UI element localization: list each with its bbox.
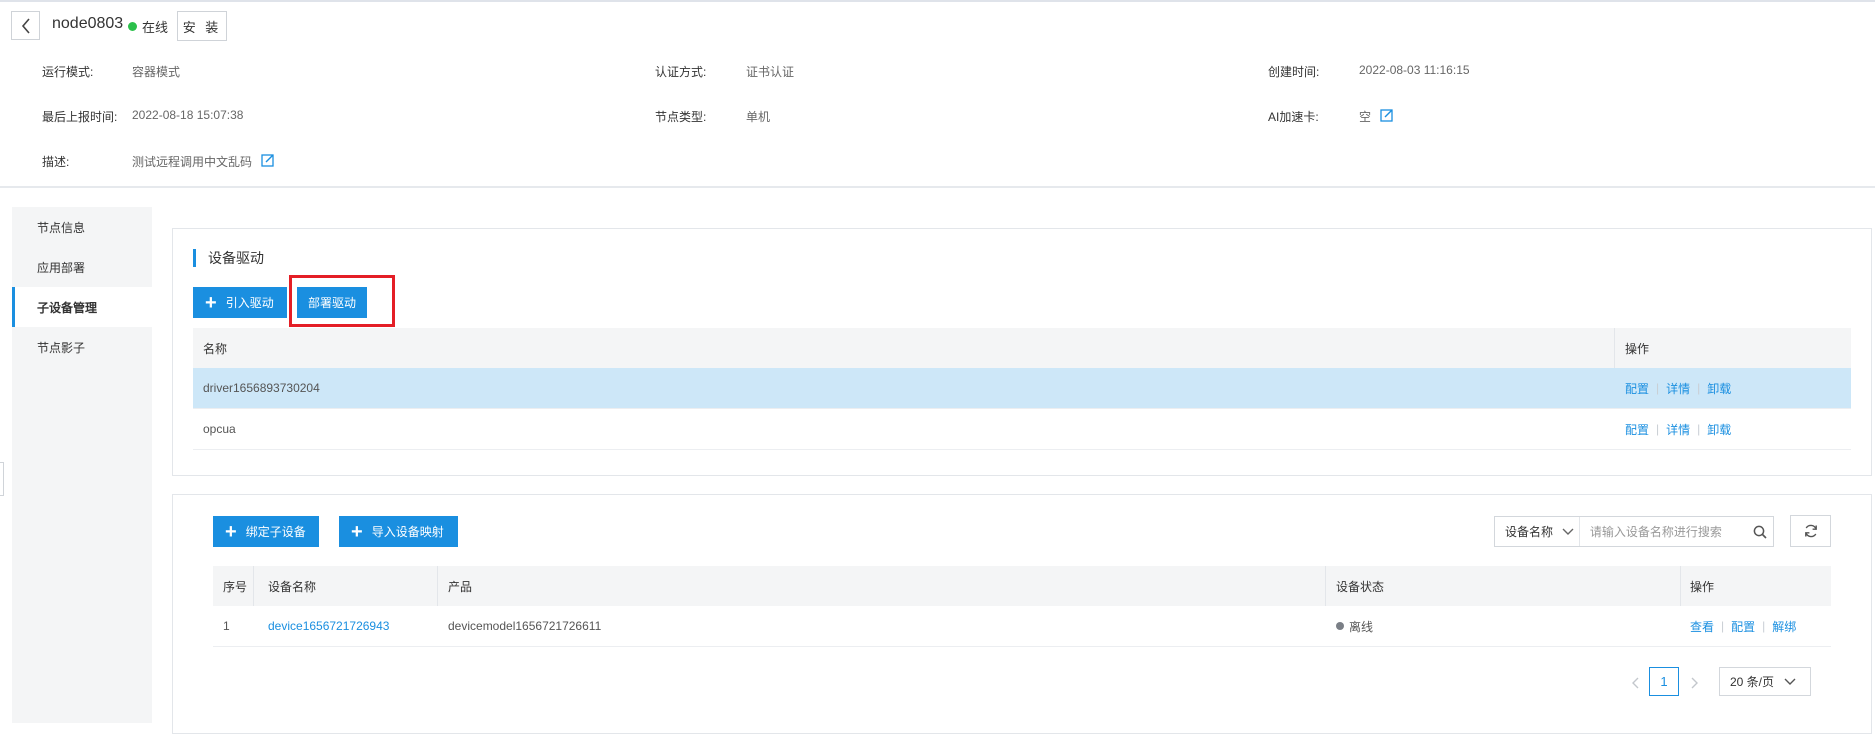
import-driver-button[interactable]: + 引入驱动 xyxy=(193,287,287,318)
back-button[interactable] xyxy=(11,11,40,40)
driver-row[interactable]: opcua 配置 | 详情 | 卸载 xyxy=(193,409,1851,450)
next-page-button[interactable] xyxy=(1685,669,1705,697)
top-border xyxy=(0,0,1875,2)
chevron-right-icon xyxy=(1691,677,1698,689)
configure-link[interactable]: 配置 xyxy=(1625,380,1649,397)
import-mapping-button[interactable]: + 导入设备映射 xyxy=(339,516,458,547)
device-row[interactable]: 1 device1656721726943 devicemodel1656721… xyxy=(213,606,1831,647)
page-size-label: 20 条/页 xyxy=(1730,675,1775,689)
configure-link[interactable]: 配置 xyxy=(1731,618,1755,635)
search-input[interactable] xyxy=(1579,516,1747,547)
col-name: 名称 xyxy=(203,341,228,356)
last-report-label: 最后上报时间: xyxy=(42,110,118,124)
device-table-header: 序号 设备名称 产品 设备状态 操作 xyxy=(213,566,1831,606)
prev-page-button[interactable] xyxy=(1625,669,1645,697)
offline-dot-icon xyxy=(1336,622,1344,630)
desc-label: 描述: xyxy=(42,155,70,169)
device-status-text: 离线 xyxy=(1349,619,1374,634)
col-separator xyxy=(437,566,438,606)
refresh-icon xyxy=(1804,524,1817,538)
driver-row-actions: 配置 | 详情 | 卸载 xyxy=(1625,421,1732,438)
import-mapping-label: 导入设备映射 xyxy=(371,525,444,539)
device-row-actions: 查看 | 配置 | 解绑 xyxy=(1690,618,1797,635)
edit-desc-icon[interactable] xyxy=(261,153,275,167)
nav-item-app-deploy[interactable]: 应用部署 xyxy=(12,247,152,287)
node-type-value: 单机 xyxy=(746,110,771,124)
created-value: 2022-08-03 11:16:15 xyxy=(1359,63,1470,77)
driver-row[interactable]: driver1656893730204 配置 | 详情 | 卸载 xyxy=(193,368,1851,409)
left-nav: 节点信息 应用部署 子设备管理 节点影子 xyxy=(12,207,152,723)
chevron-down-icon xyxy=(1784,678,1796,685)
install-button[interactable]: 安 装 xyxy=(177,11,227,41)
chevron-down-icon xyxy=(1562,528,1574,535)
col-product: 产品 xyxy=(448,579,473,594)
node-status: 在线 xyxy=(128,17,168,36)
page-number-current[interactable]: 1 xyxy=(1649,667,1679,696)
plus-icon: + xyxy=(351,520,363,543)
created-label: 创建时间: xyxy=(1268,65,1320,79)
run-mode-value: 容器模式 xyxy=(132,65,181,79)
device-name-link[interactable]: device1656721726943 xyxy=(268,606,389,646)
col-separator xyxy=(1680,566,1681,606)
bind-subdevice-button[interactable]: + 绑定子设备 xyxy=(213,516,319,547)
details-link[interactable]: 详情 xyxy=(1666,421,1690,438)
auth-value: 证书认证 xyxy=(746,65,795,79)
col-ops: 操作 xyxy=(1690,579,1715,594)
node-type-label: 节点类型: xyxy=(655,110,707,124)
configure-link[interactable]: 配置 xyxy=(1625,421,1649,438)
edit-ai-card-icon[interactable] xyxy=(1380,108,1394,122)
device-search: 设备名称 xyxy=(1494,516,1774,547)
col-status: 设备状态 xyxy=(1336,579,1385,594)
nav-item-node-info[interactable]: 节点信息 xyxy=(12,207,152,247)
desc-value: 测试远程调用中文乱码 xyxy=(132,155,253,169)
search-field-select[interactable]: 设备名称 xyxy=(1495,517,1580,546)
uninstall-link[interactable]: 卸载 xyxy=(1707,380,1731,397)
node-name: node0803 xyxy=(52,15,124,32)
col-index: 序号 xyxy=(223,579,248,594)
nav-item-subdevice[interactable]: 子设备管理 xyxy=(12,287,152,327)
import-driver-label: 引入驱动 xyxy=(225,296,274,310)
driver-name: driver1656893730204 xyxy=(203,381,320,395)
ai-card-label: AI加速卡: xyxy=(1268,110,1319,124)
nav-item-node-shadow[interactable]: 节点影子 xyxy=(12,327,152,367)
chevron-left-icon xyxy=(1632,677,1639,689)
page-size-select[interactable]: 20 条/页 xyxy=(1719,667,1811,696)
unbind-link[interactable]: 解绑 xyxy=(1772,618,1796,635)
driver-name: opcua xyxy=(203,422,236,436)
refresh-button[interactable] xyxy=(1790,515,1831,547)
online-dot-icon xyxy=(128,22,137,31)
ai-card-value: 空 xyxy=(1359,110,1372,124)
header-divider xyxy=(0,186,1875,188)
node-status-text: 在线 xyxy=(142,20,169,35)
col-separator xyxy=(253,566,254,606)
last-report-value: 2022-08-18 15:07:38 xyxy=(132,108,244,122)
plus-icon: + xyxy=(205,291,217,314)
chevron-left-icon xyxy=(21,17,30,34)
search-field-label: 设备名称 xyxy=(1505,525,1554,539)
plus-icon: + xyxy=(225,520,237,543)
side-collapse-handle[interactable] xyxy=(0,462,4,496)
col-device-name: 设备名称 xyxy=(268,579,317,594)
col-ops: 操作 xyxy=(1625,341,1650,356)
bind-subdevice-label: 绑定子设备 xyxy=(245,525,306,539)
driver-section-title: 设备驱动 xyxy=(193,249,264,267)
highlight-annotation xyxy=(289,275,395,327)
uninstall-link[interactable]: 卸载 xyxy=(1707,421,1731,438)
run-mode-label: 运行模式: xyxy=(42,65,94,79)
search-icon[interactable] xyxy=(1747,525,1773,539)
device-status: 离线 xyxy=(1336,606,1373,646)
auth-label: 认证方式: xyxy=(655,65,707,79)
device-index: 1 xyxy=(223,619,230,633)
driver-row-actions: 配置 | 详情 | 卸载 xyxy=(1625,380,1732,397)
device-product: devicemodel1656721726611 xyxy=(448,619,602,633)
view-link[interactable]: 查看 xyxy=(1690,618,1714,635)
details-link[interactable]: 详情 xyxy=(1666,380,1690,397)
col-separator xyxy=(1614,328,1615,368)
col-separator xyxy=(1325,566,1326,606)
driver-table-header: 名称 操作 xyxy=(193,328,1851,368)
▬▬▬▬▬▬
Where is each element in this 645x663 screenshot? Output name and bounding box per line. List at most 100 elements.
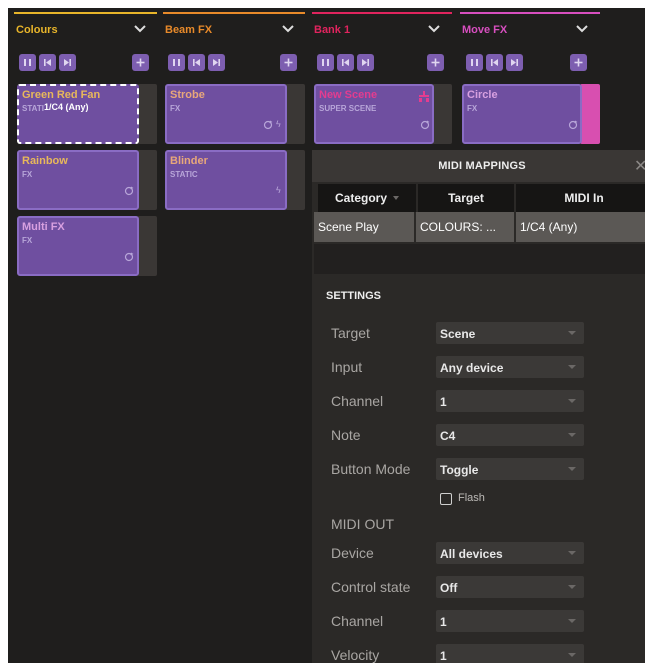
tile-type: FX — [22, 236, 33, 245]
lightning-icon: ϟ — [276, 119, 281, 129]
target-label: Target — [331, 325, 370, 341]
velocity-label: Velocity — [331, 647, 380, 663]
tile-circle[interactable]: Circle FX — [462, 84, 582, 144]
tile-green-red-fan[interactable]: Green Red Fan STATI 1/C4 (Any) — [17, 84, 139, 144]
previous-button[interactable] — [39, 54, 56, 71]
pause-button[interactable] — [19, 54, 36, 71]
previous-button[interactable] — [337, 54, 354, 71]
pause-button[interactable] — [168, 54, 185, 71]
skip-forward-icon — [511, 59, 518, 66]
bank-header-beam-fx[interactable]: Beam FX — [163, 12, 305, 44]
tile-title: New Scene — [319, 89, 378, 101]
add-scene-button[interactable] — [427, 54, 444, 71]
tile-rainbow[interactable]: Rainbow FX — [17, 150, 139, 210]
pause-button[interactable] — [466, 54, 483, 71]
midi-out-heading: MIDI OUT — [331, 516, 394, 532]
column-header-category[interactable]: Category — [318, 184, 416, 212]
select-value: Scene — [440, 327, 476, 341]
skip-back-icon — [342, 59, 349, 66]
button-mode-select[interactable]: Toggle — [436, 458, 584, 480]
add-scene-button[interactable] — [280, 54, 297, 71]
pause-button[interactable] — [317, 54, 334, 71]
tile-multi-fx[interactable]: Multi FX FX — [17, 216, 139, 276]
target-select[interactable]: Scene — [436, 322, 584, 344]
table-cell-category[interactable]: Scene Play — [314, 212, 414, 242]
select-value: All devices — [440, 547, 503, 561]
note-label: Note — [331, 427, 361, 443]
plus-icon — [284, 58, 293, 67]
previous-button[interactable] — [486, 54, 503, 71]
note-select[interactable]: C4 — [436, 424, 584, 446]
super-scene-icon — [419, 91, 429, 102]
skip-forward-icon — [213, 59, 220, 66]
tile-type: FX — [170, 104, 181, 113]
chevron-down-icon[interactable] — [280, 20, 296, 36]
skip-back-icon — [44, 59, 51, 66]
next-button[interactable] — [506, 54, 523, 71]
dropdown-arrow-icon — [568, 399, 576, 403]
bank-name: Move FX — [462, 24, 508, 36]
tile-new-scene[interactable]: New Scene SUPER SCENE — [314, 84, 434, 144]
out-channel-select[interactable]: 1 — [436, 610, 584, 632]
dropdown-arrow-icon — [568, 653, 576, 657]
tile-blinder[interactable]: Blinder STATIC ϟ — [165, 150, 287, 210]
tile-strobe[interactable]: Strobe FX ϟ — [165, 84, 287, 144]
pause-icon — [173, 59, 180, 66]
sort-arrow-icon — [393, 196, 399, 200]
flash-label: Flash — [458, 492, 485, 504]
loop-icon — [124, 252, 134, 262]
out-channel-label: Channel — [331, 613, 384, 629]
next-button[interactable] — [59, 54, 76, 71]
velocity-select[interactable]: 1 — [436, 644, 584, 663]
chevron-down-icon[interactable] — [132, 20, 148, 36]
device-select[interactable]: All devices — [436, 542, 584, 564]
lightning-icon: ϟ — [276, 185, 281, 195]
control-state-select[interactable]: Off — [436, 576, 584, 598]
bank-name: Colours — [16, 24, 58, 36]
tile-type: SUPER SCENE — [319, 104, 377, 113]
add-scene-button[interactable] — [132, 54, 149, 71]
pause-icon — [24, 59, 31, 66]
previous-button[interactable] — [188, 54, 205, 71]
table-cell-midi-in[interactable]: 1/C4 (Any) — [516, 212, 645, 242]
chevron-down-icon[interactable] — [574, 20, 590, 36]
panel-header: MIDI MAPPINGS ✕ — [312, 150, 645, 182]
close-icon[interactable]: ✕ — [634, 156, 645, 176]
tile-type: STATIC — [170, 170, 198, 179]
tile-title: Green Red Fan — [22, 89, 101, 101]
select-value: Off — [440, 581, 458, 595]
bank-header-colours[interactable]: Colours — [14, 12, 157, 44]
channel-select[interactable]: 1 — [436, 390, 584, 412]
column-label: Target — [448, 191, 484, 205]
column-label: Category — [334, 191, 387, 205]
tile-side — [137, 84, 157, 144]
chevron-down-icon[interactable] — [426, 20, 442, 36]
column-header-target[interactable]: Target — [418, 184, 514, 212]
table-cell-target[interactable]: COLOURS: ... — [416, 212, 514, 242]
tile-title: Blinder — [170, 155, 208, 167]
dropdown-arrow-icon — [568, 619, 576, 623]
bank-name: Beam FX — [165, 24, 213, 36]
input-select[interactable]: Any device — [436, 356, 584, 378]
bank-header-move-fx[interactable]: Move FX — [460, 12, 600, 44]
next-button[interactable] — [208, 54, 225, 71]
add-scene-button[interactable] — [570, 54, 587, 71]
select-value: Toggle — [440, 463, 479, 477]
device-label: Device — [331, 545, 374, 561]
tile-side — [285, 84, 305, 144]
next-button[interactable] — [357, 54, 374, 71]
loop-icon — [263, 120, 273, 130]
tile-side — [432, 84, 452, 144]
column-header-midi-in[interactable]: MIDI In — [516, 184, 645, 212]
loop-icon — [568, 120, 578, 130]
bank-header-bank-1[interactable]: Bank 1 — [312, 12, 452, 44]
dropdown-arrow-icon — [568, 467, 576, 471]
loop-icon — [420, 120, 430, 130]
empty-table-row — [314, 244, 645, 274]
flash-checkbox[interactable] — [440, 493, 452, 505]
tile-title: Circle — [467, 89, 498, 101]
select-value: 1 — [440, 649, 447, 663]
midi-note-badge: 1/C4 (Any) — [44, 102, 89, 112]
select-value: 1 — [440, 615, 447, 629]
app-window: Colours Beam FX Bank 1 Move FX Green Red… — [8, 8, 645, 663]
▬▬▬▬▬▬
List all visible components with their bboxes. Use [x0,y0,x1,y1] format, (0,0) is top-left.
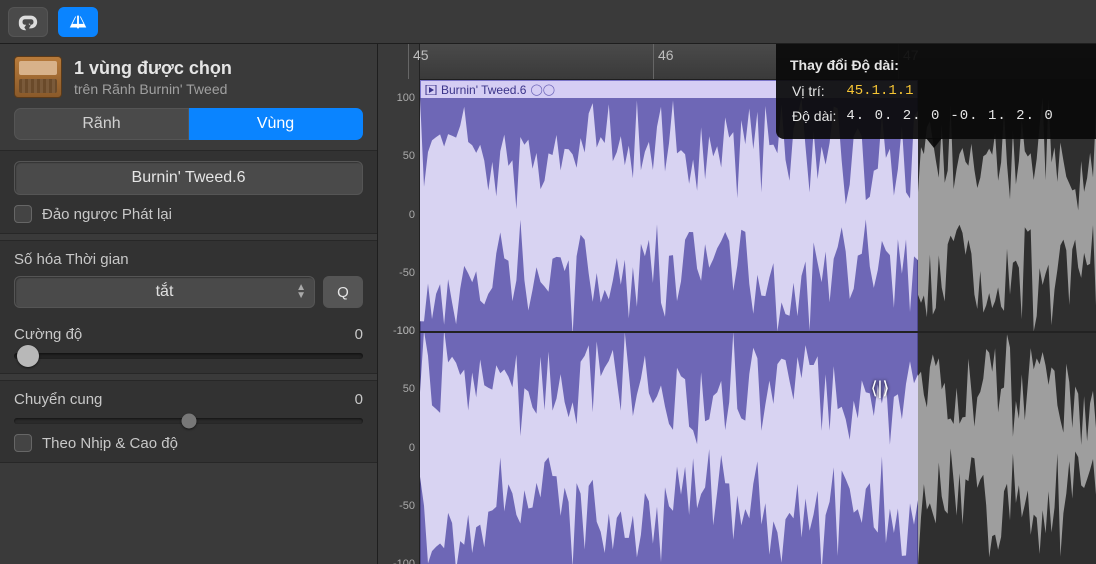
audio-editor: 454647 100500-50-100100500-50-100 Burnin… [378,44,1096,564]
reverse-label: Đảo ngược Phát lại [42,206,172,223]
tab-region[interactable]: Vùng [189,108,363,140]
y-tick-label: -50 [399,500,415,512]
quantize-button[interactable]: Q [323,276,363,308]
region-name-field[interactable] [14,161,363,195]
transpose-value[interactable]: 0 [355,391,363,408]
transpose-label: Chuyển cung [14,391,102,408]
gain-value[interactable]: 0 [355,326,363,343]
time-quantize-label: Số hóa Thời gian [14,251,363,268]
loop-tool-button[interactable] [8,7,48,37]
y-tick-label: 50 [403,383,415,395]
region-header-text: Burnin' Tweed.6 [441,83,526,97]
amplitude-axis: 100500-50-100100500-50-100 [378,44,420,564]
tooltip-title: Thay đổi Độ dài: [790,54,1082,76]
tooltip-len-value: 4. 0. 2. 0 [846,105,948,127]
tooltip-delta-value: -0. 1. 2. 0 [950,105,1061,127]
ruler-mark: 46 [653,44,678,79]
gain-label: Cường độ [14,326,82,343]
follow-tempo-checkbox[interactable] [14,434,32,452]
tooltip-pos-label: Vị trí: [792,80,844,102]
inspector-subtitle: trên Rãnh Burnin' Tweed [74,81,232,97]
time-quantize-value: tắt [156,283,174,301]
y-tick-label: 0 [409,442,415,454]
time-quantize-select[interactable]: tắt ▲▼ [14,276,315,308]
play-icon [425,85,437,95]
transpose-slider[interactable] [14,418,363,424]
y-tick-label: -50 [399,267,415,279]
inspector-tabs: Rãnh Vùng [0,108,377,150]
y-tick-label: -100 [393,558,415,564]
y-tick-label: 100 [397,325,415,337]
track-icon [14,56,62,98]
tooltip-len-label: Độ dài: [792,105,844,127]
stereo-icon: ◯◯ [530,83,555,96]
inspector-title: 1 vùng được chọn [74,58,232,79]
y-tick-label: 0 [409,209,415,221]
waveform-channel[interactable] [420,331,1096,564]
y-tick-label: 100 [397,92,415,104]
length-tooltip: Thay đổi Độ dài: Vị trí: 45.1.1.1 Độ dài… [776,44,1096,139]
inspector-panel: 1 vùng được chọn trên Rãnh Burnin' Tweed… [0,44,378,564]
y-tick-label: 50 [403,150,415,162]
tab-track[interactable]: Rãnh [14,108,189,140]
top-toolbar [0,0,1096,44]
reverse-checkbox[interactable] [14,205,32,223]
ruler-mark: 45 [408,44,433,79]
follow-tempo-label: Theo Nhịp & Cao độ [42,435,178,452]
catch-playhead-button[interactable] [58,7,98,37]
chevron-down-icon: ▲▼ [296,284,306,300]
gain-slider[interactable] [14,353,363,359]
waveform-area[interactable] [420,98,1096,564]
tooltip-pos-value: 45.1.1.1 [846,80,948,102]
▬▬▬▬▬▬
Repeat the records starting at the line that contains "audio-editor: 454647 100500-50-100100500-50-100" and ending at the line that contains "region-name-field[interactable] [14,161,363,195]".

audio-editor: 454647 100500-50-100100500-50-100 Burnin… [378,44,1096,564]
reverse-label: Đảo ngược Phát lại [42,206,172,223]
tab-region[interactable]: Vùng [189,108,363,140]
y-tick-label: -50 [399,500,415,512]
quantize-button[interactable]: Q [323,276,363,308]
region-name-field[interactable] [14,161,363,195]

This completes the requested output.